(Records from a collection of figures)
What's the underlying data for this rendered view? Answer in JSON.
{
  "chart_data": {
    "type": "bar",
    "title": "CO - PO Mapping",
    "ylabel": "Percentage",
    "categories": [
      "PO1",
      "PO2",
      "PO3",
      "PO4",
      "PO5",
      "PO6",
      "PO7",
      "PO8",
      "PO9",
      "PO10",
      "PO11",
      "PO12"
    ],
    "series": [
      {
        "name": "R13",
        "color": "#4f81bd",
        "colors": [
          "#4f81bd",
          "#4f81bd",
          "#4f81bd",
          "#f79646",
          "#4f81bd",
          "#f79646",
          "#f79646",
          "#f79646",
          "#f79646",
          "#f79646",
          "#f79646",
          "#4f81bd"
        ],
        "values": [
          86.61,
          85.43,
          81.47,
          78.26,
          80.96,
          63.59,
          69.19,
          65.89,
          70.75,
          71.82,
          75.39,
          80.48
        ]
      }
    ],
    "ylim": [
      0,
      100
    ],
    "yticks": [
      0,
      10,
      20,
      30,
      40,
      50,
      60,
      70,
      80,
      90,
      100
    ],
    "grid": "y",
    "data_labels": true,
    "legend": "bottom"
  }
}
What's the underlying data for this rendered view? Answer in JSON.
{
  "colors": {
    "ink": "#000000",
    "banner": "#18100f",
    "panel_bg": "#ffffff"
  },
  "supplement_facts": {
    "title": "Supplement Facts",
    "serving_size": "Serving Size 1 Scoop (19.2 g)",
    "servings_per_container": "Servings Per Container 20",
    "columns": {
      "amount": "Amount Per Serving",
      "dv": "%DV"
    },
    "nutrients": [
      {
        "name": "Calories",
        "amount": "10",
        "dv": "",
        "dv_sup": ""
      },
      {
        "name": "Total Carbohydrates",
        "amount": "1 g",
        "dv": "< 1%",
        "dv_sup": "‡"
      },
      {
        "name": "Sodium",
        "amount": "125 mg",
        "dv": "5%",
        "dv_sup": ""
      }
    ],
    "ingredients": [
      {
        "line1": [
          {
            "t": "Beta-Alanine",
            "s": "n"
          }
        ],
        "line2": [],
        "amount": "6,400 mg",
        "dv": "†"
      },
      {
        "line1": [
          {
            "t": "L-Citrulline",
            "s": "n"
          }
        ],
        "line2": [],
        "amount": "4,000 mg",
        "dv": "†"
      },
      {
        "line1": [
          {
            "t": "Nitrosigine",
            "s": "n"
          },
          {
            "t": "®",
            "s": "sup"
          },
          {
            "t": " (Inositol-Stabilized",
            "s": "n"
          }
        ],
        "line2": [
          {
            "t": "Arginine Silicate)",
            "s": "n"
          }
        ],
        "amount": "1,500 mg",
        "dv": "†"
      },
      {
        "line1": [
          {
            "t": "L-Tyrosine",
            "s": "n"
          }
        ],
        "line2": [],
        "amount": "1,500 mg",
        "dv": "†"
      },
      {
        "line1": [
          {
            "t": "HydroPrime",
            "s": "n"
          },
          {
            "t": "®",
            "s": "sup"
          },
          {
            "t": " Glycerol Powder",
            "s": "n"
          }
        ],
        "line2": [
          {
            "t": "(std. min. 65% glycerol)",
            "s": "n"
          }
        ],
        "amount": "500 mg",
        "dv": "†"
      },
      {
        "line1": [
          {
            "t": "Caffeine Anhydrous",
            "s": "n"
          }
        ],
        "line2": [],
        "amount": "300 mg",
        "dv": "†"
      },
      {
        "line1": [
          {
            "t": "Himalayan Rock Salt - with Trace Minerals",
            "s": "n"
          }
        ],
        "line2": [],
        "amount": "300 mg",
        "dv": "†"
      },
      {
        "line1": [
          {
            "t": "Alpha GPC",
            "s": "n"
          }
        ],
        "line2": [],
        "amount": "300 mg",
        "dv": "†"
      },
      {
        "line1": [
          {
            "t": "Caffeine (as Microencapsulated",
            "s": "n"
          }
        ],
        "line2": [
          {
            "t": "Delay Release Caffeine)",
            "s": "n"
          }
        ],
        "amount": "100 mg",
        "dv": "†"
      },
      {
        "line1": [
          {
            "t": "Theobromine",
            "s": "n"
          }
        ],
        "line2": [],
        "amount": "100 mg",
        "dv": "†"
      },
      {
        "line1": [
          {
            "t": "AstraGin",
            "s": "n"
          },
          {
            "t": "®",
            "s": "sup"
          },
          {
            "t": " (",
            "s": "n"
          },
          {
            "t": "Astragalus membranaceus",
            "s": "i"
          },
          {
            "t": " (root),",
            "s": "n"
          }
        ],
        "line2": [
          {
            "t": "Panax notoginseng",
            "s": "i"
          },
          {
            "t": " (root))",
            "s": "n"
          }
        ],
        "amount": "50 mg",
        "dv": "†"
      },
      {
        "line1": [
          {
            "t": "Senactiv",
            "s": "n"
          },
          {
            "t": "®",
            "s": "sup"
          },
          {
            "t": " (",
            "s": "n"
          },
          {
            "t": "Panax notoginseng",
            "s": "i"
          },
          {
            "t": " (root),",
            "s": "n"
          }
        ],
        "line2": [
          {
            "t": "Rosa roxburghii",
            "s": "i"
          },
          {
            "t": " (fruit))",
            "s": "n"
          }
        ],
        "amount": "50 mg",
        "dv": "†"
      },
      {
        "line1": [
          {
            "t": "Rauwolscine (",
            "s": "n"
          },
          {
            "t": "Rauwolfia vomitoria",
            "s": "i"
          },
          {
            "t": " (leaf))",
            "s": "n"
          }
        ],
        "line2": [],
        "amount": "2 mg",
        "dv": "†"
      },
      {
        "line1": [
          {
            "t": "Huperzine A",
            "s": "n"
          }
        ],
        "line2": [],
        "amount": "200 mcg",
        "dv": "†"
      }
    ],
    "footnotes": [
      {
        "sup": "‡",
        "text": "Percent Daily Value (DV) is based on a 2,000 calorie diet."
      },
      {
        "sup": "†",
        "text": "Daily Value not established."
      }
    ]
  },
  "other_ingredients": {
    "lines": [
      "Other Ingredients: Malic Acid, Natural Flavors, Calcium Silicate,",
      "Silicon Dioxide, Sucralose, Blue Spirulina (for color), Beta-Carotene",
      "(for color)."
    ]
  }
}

[Directive] Select every line in the records above that contains the word "Silicate".

[Result of the exercise]
            "t": "Arginine Silicate)",
      "Other Ingredients: Malic Acid, Natural Flavors, Calcium Silicate,",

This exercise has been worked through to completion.